Figure data in JSON:
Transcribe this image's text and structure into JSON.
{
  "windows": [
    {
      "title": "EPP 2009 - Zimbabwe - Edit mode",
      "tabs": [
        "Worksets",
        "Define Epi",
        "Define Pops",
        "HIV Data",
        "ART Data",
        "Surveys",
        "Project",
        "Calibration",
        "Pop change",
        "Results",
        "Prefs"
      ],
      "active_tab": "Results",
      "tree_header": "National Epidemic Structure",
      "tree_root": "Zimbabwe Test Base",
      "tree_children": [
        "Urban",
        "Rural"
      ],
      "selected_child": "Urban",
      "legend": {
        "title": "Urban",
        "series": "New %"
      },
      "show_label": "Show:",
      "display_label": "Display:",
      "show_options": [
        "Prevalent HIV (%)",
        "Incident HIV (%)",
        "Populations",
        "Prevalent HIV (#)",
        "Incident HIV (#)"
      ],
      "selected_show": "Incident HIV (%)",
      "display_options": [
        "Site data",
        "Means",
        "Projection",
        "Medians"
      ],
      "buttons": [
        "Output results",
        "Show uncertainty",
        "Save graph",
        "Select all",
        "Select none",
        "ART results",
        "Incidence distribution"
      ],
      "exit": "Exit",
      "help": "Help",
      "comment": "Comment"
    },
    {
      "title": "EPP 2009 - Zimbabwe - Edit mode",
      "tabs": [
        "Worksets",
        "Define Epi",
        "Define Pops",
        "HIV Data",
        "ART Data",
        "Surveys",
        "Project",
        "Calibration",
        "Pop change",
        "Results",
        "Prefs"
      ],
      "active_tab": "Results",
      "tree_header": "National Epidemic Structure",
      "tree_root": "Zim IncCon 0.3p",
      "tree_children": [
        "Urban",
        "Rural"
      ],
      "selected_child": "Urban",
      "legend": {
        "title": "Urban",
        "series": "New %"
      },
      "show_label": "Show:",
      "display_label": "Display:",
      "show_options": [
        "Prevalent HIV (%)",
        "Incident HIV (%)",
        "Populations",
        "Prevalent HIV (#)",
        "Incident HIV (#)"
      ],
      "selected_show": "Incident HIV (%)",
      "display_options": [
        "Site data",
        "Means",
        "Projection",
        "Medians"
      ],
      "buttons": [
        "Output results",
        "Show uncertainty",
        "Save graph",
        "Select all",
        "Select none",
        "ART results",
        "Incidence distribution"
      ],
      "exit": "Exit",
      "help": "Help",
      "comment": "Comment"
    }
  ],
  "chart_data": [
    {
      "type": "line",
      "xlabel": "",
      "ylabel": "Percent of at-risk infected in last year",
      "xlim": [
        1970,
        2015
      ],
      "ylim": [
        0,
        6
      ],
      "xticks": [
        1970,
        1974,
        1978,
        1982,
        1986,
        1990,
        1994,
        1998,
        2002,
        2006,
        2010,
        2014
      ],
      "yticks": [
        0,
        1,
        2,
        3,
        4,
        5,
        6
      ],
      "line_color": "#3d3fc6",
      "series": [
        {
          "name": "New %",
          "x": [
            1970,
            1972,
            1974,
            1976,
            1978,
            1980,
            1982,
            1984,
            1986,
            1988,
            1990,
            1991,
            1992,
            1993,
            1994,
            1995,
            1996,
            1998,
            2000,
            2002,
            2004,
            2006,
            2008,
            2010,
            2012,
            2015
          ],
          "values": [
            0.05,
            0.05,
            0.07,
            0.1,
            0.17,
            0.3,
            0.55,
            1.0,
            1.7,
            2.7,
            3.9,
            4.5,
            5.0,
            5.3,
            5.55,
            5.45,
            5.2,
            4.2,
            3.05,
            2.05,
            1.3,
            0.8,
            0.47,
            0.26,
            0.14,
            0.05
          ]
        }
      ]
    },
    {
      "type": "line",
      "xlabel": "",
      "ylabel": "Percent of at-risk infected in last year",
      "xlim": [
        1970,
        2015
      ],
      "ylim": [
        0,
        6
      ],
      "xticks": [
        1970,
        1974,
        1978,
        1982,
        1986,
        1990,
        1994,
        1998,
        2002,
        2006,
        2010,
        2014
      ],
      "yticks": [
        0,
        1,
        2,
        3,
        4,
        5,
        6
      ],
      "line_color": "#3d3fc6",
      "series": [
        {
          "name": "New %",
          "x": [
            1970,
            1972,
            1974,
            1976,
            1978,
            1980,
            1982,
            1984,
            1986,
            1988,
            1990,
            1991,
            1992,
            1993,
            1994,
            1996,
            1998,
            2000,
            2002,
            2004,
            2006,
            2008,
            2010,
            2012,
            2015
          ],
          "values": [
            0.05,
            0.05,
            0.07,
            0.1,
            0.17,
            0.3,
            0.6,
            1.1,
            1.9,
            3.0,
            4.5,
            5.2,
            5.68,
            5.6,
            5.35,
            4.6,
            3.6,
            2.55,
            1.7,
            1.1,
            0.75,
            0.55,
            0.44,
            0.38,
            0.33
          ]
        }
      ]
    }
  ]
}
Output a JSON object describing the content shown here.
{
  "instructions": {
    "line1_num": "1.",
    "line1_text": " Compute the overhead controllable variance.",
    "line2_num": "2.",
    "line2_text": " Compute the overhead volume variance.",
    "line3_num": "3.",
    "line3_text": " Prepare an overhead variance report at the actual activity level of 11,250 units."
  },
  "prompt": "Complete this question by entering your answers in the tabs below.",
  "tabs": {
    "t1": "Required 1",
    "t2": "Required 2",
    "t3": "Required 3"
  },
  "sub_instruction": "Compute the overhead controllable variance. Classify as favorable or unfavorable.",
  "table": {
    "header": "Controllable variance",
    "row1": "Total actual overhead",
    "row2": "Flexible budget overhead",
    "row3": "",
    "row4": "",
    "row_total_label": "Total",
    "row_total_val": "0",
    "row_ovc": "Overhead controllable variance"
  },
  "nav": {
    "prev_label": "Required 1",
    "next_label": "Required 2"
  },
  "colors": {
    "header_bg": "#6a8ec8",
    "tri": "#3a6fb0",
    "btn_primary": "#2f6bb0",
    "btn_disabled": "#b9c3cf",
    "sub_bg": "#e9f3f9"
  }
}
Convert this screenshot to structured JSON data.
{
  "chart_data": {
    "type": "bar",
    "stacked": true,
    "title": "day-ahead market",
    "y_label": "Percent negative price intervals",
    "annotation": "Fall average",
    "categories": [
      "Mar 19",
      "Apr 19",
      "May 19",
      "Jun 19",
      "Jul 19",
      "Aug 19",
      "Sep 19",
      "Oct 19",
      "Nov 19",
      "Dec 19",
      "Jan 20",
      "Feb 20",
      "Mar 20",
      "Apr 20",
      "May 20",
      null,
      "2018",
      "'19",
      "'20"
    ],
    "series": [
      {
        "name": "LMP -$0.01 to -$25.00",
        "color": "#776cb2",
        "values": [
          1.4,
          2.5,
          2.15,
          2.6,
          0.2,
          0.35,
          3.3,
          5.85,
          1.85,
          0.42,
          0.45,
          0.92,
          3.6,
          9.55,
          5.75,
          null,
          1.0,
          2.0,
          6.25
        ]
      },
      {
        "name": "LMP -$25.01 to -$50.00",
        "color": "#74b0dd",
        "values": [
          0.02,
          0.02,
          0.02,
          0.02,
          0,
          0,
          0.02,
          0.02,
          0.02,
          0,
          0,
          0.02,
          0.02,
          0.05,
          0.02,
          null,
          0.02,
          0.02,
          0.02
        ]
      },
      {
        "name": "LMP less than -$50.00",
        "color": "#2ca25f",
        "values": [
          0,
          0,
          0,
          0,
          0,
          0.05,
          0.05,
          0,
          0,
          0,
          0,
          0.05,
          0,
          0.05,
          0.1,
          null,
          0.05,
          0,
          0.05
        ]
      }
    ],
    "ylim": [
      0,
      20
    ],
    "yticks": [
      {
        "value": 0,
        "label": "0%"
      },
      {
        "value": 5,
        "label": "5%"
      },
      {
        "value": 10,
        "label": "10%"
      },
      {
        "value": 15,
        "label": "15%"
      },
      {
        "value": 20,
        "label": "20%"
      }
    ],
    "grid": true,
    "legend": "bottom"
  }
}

INSTRUCTIONS FOR THE TASK → Review the preceding data and report every line that includes the string "name".

REPLY →
          "name": "New %",
          "name": "New %",
        "name": "LMP -$0.01 to -$25.00",
        "name": "LMP -$25.01 to -$50.00",
        "name": "LMP less than -$50.00",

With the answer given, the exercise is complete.